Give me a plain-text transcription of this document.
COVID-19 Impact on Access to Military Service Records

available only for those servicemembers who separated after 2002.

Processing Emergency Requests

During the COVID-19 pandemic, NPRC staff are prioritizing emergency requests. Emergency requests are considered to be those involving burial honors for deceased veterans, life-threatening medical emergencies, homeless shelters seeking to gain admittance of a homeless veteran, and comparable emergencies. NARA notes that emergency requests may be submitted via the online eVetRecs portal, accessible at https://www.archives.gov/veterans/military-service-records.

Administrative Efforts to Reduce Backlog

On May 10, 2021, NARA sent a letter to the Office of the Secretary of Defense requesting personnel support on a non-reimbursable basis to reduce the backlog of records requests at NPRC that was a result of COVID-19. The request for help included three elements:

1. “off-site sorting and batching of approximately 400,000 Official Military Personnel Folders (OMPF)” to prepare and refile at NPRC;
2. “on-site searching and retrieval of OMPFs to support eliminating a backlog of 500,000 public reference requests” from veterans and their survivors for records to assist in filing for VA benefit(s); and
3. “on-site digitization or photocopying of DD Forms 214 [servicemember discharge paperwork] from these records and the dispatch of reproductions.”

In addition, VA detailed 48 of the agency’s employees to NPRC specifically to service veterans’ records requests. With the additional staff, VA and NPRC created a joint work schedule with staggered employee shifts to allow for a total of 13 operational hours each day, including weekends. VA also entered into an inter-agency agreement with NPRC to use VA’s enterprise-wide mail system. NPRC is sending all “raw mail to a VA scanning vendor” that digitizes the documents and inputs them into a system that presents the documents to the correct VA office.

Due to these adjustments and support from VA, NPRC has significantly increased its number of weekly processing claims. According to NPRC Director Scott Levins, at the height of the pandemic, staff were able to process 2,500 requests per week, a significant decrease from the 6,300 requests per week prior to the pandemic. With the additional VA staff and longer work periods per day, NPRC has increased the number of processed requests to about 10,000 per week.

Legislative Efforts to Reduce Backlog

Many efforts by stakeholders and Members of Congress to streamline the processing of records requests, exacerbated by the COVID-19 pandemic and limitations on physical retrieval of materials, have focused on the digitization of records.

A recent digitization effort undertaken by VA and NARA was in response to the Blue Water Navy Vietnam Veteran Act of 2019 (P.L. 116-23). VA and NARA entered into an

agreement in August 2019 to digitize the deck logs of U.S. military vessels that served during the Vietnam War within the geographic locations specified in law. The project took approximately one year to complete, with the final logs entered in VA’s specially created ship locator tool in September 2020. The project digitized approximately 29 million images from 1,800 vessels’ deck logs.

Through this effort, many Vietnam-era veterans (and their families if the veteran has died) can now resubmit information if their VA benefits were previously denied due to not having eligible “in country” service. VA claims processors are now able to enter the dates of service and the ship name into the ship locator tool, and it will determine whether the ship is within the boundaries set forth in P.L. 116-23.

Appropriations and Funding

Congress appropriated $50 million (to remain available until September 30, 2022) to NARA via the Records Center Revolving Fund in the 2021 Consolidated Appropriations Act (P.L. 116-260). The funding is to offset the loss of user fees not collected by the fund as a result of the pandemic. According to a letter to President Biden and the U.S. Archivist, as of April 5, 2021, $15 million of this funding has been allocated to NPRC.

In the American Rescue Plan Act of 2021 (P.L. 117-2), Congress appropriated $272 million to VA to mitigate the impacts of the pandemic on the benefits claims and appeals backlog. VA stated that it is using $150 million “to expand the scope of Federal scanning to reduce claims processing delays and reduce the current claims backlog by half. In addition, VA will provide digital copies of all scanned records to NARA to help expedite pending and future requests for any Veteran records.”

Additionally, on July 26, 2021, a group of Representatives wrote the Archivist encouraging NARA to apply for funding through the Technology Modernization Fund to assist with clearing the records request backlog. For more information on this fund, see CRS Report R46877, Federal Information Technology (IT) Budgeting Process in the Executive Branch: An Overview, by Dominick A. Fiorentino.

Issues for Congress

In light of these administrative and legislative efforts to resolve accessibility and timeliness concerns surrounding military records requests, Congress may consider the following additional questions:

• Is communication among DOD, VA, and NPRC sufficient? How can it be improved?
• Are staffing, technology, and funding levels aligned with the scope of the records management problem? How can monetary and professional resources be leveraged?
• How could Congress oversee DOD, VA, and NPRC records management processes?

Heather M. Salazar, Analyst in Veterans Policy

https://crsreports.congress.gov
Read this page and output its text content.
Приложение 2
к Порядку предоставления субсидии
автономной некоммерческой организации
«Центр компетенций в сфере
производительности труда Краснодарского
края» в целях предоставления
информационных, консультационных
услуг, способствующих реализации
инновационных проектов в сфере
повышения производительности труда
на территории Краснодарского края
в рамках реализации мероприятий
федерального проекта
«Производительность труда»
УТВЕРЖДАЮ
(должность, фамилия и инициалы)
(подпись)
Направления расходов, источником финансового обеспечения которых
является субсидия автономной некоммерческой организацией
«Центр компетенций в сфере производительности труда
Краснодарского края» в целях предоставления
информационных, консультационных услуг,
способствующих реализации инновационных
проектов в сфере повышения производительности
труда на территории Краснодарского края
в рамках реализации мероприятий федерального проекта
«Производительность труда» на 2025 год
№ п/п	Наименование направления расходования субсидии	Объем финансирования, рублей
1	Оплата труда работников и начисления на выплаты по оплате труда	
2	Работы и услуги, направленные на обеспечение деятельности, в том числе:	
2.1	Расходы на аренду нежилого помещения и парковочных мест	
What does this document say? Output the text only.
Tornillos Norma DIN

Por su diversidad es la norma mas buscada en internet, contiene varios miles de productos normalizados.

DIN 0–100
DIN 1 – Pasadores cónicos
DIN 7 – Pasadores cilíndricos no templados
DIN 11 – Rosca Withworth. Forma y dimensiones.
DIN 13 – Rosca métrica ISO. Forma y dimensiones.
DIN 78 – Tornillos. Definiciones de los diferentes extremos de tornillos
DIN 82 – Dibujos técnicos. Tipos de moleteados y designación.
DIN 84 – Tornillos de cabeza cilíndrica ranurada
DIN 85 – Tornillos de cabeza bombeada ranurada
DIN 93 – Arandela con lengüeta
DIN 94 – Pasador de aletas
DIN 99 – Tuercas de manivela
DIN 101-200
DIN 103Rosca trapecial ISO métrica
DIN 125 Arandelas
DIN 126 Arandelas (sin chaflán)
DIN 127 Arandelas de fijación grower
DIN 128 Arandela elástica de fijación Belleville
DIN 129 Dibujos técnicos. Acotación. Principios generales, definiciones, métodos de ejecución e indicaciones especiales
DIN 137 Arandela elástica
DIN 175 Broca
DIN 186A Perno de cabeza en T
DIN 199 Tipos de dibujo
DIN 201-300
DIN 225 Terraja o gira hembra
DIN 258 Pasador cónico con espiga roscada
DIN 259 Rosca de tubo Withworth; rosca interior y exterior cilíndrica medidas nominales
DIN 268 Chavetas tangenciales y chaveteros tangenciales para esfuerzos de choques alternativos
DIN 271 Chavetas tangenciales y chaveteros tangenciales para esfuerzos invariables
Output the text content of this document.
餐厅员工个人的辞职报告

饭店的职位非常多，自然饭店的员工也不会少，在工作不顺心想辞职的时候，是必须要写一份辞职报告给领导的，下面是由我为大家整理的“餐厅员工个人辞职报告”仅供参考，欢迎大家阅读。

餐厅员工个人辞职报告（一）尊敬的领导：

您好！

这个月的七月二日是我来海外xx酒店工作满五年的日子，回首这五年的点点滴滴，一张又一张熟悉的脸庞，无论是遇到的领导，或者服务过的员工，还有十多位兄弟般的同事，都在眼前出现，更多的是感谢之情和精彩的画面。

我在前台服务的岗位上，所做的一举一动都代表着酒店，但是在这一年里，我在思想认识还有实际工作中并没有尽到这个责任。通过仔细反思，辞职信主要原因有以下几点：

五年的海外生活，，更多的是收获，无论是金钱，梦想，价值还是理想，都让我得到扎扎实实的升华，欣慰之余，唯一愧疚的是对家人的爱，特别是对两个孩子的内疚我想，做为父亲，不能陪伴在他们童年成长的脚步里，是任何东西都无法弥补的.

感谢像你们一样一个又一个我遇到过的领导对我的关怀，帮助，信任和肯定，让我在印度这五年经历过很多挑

——

**EXERCISE REQUIREMENTS:** Read through the entries and copy each line in which "tangenciales" appears.

**REPLY:**
DIN 268 Chavetas tangenciales y chaveteros tangenciales para esfuerzos de choques alternativos
DIN 271 Chavetas tangenciales y chaveteros tangenciales para esfuerzos invariables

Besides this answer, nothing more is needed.